## Input

● ● ● ●

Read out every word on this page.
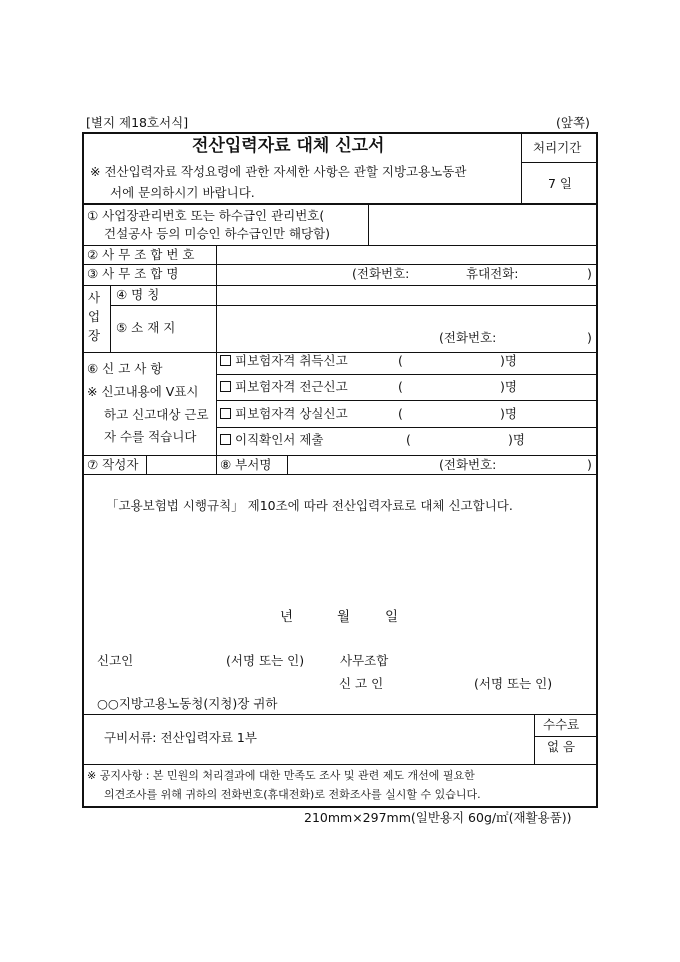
[별지 제18호서식]	(앞쪽)
전산입력자료 대체 신고서
※ 전산입력자료 작성요령에 관한 자세한 사항은 관할 지방고용노동관
서에 문의하시기 바랍니다.
처리기간
7 일
① 사업장관리번호 또는 하수급인 관리번호(
건설공사 등의 미승인 하수급인만 해당함)
② 사 무 조 합 번 호
③ 사 무 조 합 명	(전화번호:	휴대전화:	)
사
업
장
④ 명 칭
⑤ 소 재 지
(전화번호:	)
⑥ 신 고 사 항
※ 신고내용에 V표시
하고 신고대상 근로
자 수를 적습니다
피보험자격 취득신고	(	)명
피보험자격 전근신고	(	)명
피보험자격 상실신고	(	)명
이직확인서 제출	(	)명
⑦ 작성자	⑧ 부서명	(전화번호:	)
「고용보험법 시행규칙」 제10조에 따라 전산입력자료로 대체 신고합니다.
년	월	일
신고인	(서명 또는 인)	사무조합
신 고 인	(서명 또는 인)
○○지방고용노동청(지청)장 귀하
구비서류: 전산입력자료 1부
수수료
없 음
※ 공지사항 : 본 민원의 처리결과에 대한 만족도 조사 및 관련 제도 개선에 필요한
의견조사를 위해 귀하의 전화번호(휴대전화)로 전화조사를 실시할 수 있습니다.
210mm×297mm(일반용지 60g/㎡(재활용품))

● ● ● ●

## Stated goal
Repeat the records above verbatim, with no pictures in the result.

## Solution to this task
Read out every word on this page.
[별지 제18호서식]	(앞쪽)
전산입력자료 대체 신고서
※ 전산입력자료 작성요령에 관한 자세한 사항은 관할 지방고용노동관
서에 문의하시기 바랍니다.
처리기간
7 일
① 사업장관리번호 또는 하수급인 관리번호(
건설공사 등의 미승인 하수급인만 해당함)
② 사 무 조 합 번 호
③ 사 무 조 합 명	(전화번호:	휴대전화:	)
사
업
장
④ 명 칭
⑤ 소 재 지
(전화번호:	)
⑥ 신 고 사 항
※ 신고내용에 V표시
하고 신고대상 근로
자 수를 적습니다
피보험자격 취득신고	(	)명
피보험자격 전근신고	(	)명
피보험자격 상실신고	(	)명
이직확인서 제출	(	)명
⑦ 작성자	⑧ 부서명	(전화번호:	)
「고용보험법 시행규칙」 제10조에 따라 전산입력자료로 대체 신고합니다.
년	월	일
신고인	(서명 또는 인)	사무조합
신 고 인	(서명 또는 인)
○○지방고용노동청(지청)장 귀하
구비서류: 전산입력자료 1부
수수료
없 음
※ 공지사항 : 본 민원의 처리결과에 대한 만족도 조사 및 관련 제도 개선에 필요한
의견조사를 위해 귀하의 전화번호(휴대전화)로 전화조사를 실시할 수 있습니다.
210mm×297mm(일반용지 60g/㎡(재활용품))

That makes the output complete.